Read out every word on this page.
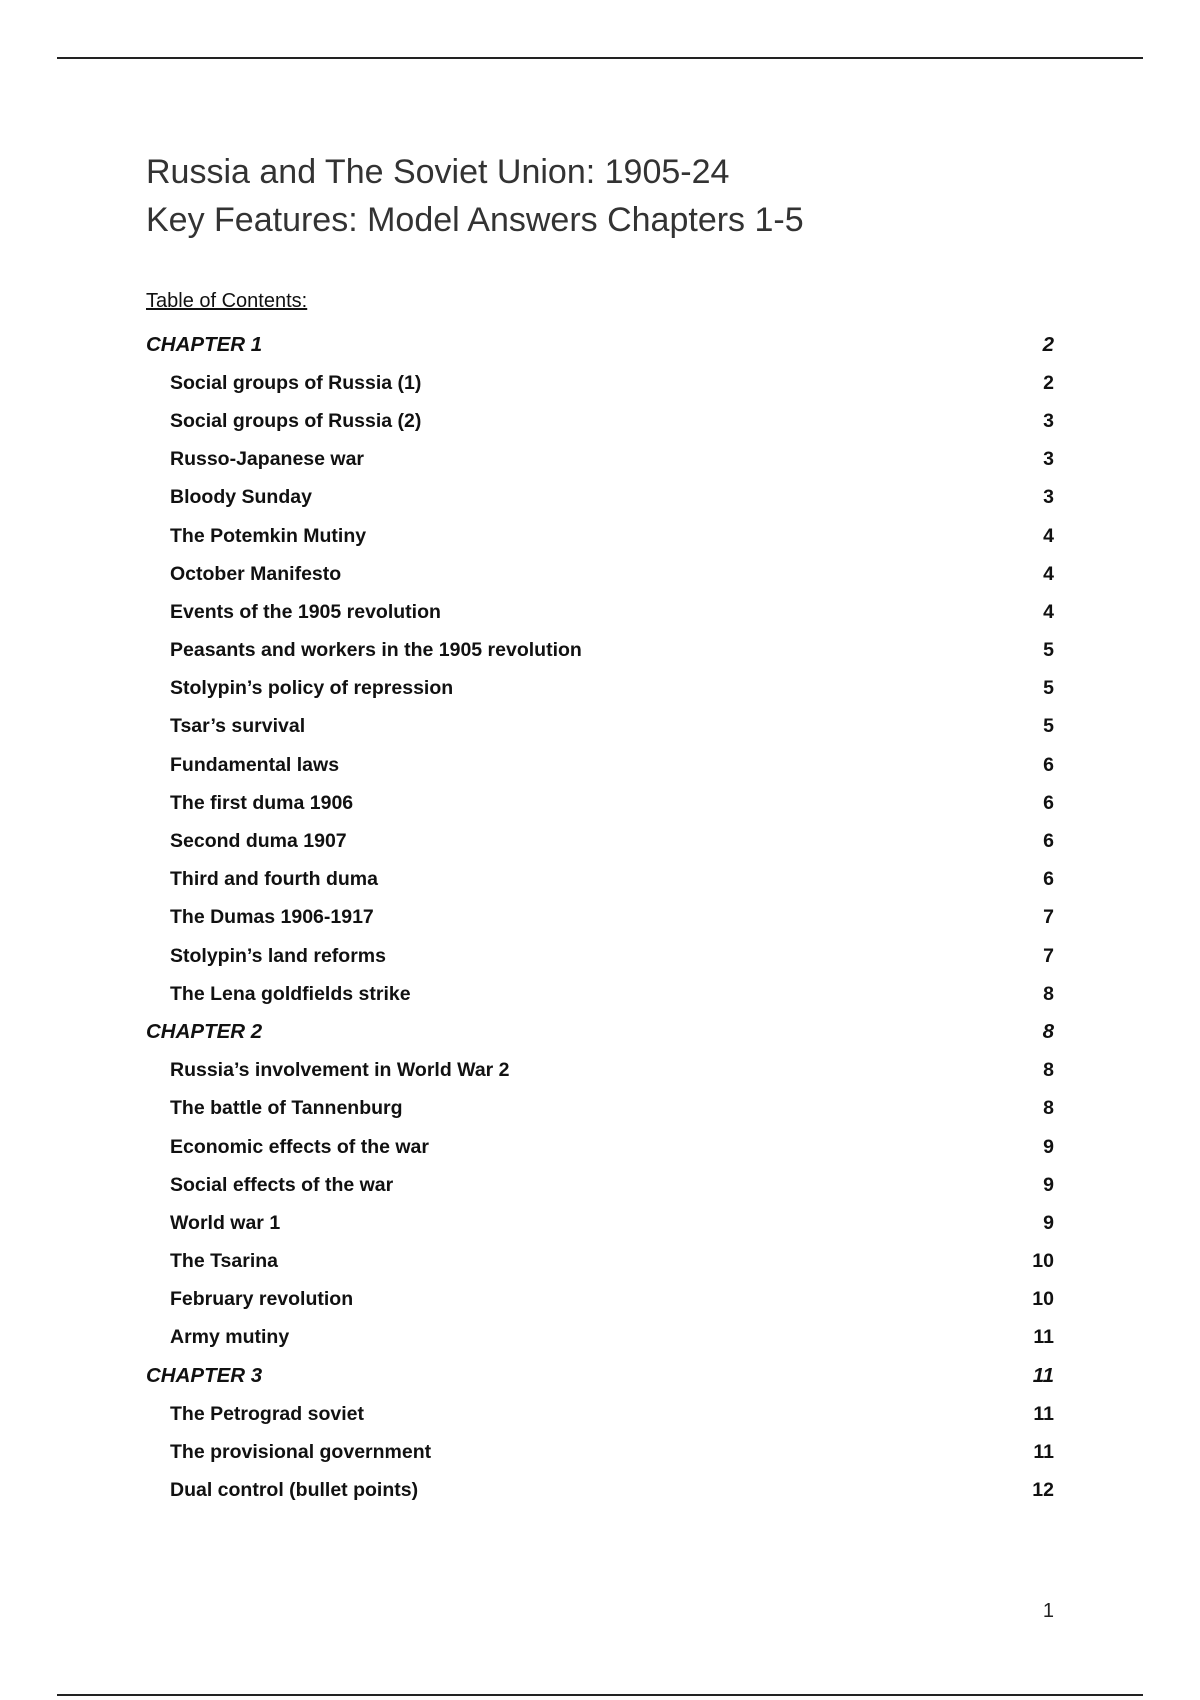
Russia and The Soviet Union: 1905-24
Key Features: Model Answers Chapters 1-5
Table of Contents:
CHAPTER 1	2
Social groups of Russia (1)	2
Social groups of Russia (2)	3
Russo-Japanese war	3
Bloody Sunday	3
The Potemkin Mutiny	4
October Manifesto	4
Events of the 1905 revolution	4
Peasants and workers in the 1905 revolution	5
Stolypin’s policy of repression	5
Tsar’s survival	5
Fundamental laws	6
The first duma 1906	6
Second duma 1907	6
Third and fourth duma	6
The Dumas 1906-1917	7
Stolypin’s land reforms	7
The Lena goldfields strike	8
CHAPTER 2	8
Russia’s involvement in World War 2	8
The battle of Tannenburg	8
Economic effects of the war	9
Social effects of the war	9
World war 1	9
The Tsarina	10
February revolution	10
Army mutiny	11
CHAPTER 3	11
The Petrograd soviet	11
The provisional government	11
Dual control (bullet points)	12
1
· · ·
▸ Work to do
Make an exact copy of every entry above, minus the images.

▸ Full output
Read out every word on this page.
Russia and The Soviet Union: 1905-24
Key Features: Model Answers Chapters 1-5
Table of Contents:
CHAPTER 1	2
Social groups of Russia (1)	2
Social groups of Russia (2)	3
Russo-Japanese war	3
Bloody Sunday	3
The Potemkin Mutiny	4
October Manifesto	4
Events of the 1905 revolution	4
Peasants and workers in the 1905 revolution	5
Stolypin’s policy of repression	5
Tsar’s survival	5
Fundamental laws	6
The first duma 1906	6
Second duma 1907	6
Third and fourth duma	6
The Dumas 1906-1917	7
Stolypin’s land reforms	7
The Lena goldfields strike	8
CHAPTER 2	8
Russia’s involvement in World War 2	8
The battle of Tannenburg	8
Economic effects of the war	9
Social effects of the war	9
World war 1	9
The Tsarina	10
February revolution	10
Army mutiny	11
CHAPTER 3	11
The Petrograd soviet	11
The provisional government	11
Dual control (bullet points)	12
1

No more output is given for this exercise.